*Goal*
Scan the listing and work out how many lines contain the word "években". Nothing but the number should be given.
◆ ◆ ◆ ◆ ◆ ◆ ◆
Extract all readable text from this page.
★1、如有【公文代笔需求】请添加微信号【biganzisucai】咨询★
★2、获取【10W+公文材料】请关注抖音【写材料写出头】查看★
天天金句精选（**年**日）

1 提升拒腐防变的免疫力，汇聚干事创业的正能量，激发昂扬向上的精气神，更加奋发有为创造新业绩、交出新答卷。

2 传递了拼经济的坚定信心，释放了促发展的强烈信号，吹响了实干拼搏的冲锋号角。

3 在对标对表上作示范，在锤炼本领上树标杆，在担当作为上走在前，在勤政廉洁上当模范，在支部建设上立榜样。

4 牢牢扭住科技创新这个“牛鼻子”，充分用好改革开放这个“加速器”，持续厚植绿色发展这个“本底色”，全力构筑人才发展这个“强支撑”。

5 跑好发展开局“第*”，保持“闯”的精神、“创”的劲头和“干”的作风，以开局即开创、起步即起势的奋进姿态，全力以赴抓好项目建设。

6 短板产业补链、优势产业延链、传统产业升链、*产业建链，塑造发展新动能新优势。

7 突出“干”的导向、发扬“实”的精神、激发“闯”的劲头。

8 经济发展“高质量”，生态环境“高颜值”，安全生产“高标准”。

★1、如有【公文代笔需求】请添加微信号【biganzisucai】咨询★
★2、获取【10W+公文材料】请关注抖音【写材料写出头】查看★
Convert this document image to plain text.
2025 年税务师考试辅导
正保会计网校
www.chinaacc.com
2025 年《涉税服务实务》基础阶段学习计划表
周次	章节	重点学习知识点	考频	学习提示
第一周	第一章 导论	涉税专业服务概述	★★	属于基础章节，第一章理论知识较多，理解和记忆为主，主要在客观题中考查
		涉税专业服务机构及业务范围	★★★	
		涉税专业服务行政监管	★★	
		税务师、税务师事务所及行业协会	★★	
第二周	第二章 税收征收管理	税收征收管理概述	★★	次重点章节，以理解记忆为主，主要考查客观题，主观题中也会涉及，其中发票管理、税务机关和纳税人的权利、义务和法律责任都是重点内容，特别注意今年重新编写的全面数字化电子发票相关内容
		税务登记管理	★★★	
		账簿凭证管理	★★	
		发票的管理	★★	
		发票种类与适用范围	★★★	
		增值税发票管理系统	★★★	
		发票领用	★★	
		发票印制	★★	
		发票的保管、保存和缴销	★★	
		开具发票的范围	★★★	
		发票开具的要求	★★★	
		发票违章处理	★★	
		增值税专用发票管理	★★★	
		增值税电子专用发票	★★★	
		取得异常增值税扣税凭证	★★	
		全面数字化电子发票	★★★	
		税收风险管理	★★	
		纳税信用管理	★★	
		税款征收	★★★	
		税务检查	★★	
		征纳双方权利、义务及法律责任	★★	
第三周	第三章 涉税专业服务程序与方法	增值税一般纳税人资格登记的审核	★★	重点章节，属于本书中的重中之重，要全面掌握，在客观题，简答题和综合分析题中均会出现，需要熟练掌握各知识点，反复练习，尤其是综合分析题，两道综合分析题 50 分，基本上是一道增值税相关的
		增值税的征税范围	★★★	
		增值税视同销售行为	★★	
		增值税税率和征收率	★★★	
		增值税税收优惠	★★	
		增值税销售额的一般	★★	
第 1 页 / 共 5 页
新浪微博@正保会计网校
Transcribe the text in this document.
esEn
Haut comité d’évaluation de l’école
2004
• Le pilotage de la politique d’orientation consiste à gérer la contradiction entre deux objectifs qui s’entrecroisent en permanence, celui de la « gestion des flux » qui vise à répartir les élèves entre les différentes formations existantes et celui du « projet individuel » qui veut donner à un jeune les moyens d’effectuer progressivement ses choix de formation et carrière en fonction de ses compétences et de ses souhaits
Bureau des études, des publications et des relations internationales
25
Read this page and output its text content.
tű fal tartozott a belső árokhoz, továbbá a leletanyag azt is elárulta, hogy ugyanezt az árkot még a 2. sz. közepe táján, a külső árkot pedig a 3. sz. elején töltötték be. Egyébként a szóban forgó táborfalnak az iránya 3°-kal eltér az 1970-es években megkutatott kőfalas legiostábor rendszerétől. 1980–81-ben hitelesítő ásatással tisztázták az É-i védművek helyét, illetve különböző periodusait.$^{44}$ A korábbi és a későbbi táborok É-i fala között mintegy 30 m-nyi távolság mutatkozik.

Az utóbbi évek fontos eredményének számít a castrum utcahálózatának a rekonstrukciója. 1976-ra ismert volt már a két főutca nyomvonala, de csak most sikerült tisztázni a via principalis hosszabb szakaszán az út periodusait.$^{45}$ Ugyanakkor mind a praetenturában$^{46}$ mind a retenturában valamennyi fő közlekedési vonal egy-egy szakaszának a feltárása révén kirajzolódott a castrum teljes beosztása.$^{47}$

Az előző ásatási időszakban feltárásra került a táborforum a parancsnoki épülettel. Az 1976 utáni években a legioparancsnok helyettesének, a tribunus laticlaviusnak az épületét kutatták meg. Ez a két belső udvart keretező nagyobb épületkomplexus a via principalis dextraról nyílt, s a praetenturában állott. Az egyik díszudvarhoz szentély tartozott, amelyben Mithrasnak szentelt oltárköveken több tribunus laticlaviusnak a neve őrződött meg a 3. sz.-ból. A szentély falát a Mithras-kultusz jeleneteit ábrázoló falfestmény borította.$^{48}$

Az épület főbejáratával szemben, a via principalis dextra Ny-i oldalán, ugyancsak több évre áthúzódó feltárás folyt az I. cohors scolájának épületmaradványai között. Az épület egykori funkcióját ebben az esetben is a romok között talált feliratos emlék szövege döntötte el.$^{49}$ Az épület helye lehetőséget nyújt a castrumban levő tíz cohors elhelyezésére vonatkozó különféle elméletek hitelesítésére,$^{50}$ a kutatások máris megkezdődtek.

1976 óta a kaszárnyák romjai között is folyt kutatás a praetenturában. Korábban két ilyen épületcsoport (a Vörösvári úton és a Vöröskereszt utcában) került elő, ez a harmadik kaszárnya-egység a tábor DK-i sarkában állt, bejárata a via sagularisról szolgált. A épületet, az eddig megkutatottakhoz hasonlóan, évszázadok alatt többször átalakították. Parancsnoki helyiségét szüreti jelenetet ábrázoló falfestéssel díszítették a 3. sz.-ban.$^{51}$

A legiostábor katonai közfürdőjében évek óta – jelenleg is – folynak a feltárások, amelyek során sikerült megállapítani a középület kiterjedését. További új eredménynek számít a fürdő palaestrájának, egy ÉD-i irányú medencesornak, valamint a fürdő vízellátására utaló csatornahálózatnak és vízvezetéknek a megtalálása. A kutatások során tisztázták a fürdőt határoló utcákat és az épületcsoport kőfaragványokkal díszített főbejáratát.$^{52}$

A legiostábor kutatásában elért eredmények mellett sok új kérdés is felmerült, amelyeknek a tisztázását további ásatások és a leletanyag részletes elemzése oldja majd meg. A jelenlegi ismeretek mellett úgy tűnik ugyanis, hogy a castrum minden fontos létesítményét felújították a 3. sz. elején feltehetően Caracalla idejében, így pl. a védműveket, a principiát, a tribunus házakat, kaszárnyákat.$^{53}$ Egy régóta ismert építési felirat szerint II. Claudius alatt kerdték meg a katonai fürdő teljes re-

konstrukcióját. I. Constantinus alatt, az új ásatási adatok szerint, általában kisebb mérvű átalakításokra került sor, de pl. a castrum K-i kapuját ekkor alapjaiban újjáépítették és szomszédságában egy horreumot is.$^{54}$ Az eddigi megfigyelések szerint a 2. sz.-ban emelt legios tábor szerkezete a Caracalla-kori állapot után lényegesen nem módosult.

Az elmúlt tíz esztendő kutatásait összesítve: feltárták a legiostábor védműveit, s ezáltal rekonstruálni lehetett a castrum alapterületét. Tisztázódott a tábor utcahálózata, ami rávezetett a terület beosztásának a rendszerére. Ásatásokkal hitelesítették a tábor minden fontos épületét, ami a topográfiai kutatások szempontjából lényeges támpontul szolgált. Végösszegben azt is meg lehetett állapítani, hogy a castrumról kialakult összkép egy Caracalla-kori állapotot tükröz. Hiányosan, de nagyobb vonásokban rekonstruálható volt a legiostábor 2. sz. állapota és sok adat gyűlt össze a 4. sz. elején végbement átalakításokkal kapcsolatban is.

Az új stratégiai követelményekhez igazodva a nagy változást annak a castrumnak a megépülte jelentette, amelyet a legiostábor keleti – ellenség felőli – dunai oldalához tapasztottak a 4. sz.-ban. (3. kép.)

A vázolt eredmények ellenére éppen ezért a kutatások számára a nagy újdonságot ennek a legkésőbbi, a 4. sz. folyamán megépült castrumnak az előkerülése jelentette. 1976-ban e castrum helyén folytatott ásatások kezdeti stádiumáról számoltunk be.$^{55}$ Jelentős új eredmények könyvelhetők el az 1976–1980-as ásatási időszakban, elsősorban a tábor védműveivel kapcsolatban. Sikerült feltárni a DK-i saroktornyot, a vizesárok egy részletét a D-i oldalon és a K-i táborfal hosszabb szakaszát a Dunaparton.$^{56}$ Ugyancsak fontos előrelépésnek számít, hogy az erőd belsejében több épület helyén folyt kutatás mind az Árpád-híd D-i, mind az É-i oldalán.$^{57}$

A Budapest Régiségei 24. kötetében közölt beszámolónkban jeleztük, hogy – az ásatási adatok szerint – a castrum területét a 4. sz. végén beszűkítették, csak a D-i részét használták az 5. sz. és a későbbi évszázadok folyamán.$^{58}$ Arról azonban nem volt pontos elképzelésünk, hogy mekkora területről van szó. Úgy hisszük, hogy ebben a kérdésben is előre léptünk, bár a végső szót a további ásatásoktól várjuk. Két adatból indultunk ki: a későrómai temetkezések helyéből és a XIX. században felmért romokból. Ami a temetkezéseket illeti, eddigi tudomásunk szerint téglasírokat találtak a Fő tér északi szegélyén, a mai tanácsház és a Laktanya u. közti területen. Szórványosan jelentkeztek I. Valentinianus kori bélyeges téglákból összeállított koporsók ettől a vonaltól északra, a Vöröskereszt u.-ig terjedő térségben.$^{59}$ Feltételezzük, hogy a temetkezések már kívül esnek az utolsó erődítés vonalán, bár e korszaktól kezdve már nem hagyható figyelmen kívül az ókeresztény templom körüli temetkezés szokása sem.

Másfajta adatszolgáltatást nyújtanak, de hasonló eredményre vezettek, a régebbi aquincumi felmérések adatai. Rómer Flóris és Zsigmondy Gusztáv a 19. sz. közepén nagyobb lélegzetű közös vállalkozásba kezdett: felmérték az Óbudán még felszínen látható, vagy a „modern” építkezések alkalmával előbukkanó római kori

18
◆ ◆ ◆ ◆ ◆ ◆ ◆
*Written solution*
2